### What you will do
For this exercise, transcribe all the records below exactly.

====== Data to examine

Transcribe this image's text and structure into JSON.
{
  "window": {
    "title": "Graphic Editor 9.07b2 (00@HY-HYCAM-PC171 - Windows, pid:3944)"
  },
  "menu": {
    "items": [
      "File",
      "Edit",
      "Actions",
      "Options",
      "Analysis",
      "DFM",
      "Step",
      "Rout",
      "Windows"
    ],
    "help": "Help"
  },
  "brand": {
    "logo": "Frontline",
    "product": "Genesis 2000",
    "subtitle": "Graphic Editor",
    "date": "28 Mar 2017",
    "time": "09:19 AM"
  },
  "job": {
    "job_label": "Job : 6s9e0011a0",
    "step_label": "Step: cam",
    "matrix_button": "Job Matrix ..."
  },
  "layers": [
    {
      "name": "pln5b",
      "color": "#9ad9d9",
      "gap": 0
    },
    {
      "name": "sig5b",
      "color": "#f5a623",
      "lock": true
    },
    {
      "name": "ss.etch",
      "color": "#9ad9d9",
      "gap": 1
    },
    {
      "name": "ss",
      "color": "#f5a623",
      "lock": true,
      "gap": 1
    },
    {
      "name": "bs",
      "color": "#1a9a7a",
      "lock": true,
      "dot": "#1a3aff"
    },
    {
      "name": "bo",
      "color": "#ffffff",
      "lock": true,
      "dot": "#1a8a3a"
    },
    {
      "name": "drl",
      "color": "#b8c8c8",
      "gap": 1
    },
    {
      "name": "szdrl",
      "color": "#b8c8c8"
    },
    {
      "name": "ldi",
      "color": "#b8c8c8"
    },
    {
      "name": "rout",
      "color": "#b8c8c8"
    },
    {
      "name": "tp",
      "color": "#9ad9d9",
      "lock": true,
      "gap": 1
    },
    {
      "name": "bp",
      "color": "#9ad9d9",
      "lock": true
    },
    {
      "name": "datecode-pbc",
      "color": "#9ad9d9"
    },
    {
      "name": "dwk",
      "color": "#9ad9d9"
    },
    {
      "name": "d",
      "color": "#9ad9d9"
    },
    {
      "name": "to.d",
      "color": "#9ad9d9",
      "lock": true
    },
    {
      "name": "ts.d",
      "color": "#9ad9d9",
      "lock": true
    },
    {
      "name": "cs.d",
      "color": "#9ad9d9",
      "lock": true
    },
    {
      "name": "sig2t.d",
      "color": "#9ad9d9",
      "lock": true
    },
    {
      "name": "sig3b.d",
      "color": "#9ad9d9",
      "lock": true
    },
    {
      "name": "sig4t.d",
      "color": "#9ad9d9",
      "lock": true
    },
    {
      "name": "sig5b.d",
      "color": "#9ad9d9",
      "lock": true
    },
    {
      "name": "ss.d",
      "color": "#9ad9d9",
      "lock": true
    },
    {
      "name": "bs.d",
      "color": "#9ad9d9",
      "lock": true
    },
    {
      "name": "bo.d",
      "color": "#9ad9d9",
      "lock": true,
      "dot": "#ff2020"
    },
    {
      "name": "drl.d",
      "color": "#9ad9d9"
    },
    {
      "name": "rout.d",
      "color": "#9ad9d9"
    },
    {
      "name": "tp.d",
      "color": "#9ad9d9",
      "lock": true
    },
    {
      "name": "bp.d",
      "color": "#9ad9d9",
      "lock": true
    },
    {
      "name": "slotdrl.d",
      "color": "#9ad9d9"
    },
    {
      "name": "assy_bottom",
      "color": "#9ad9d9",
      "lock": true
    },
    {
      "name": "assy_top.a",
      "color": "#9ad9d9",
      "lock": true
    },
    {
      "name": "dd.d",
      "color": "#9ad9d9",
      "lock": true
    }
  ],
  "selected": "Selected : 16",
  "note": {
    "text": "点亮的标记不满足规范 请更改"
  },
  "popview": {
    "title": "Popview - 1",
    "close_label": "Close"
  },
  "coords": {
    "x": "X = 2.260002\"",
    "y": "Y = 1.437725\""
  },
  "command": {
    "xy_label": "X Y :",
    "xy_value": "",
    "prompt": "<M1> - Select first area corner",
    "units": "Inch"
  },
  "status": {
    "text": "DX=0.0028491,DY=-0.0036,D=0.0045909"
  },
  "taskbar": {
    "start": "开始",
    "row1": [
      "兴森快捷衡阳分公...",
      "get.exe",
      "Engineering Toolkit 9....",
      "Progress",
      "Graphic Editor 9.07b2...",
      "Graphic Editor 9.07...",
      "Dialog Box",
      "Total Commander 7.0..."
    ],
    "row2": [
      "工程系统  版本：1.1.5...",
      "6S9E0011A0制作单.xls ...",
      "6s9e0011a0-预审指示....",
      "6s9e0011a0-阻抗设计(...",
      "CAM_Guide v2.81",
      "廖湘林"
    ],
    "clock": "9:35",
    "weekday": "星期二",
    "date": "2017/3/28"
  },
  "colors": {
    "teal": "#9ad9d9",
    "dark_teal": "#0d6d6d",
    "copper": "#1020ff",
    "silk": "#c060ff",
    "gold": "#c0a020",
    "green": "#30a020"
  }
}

============

### Written response
Transcribe this image's text and structure into JSON.
{
  "window": {
    "title": "Graphic Editor 9.07b2 (00@HY-HYCAM-PC171 - Windows, pid:3944)"
  },
  "menu": {
    "items": [
      "File",
      "Edit",
      "Actions",
      "Options",
      "Analysis",
      "DFM",
      "Step",
      "Rout",
      "Windows"
    ],
    "help": "Help"
  },
  "brand": {
    "logo": "Frontline",
    "product": "Genesis 2000",
    "subtitle": "Graphic Editor",
    "date": "28 Mar 2017",
    "time": "09:19 AM"
  },
  "job": {
    "job_label": "Job : 6s9e0011a0",
    "step_label": "Step: cam",
    "matrix_button": "Job Matrix ..."
  },
  "layers": [
    {
      "name": "pln5b",
      "color": "#9ad9d9",
      "gap": 0
    },
    {
      "name": "sig5b",
      "color": "#f5a623",
      "lock": true
    },
    {
      "name": "ss.etch",
      "color": "#9ad9d9",
      "gap": 1
    },
    {
      "name": "ss",
      "color": "#f5a623",
      "lock": true,
      "gap": 1
    },
    {
      "name": "bs",
      "color": "#1a9a7a",
      "lock": true,
      "dot": "#1a3aff"
    },
    {
      "name": "bo",
      "color": "#ffffff",
      "lock": true,
      "dot": "#1a8a3a"
    },
    {
      "name": "drl",
      "color": "#b8c8c8",
      "gap": 1
    },
    {
      "name": "szdrl",
      "color": "#b8c8c8"
    },
    {
      "name": "ldi",
      "color": "#b8c8c8"
    },
    {
      "name": "rout",
      "color": "#b8c8c8"
    },
    {
      "name": "tp",
      "color": "#9ad9d9",
      "lock": true,
      "gap": 1
    },
    {
      "name": "bp",
      "color": "#9ad9d9",
      "lock": true
    },
    {
      "name": "datecode-pbc",
      "color": "#9ad9d9"
    },
    {
      "name": "dwk",
      "color": "#9ad9d9"
    },
    {
      "name": "d",
      "color": "#9ad9d9"
    },
    {
      "name": "to.d",
      "color": "#9ad9d9",
      "lock": true
    },
    {
      "name": "ts.d",
      "color": "#9ad9d9",
      "lock": true
    },
    {
      "name": "cs.d",
      "color": "#9ad9d9",
      "lock": true
    },
    {
      "name": "sig2t.d",
      "color": "#9ad9d9",
      "lock": true
    },
    {
      "name": "sig3b.d",
      "color": "#9ad9d9",
      "lock": true
    },
    {
      "name": "sig4t.d",
      "color": "#9ad9d9",
      "lock": true
    },
    {
      "name": "sig5b.d",
      "color": "#9ad9d9",
      "lock": true
    },
    {
      "name": "ss.d",
      "color": "#9ad9d9",
      "lock": true
    },
    {
      "name": "bs.d",
      "color": "#9ad9d9",
      "lock": true
    },
    {
      "name": "bo.d",
      "color": "#9ad9d9",
      "lock": true,
      "dot": "#ff2020"
    },
    {
      "name": "drl.d",
      "color": "#9ad9d9"
    },
    {
      "name": "rout.d",
      "color": "#9ad9d9"
    },
    {
      "name": "tp.d",
      "color": "#9ad9d9",
      "lock": true
    },
    {
      "name": "bp.d",
      "color": "#9ad9d9",
      "lock": true
    },
    {
      "name": "slotdrl.d",
      "color": "#9ad9d9"
    },
    {
      "name": "assy_bottom",
      "color": "#9ad9d9",
      "lock": true
    },
    {
      "name": "assy_top.a",
      "color": "#9ad9d9",
      "lock": true
    },
    {
      "name": "dd.d",
      "color": "#9ad9d9",
      "lock": true
    }
  ],
  "selected": "Selected : 16",
  "note": {
    "text": "点亮的标记不满足规范 请更改"
  },
  "popview": {
    "title": "Popview - 1",
    "close_label": "Close"
  },
  "coords": {
    "x": "X = 2.260002\"",
    "y": "Y = 1.437725\""
  },
  "command": {
    "xy_label": "X Y :",
    "xy_value": "",
    "prompt": "<M1> - Select first area corner",
    "units": "Inch"
  },
  "status": {
    "text": "DX=0.0028491,DY=-0.0036,D=0.0045909"
  },
  "taskbar": {
    "start": "开始",
    "row1": [
      "兴森快捷衡阳分公...",
      "get.exe",
      "Engineering Toolkit 9....",
      "Progress",
      "Graphic Editor 9.07b2...",
      "Graphic Editor 9.07...",
      "Dialog Box",
      "Total Commander 7.0..."
    ],
    "row2": [
      "工程系统  版本：1.1.5...",
      "6S9E0011A0制作单.xls ...",
      "6s9e0011a0-预审指示....",
      "6s9e0011a0-阻抗设计(...",
      "CAM_Guide v2.81",
      "廖湘林"
    ],
    "clock": "9:35",
    "weekday": "星期二",
    "date": "2017/3/28"
  },
  "colors": {
    "teal": "#9ad9d9",
    "dark_teal": "#0d6d6d",
    "copper": "#1020ff",
    "silk": "#c060ff",
    "gold": "#c0a020",
    "green": "#30a020"
  }
}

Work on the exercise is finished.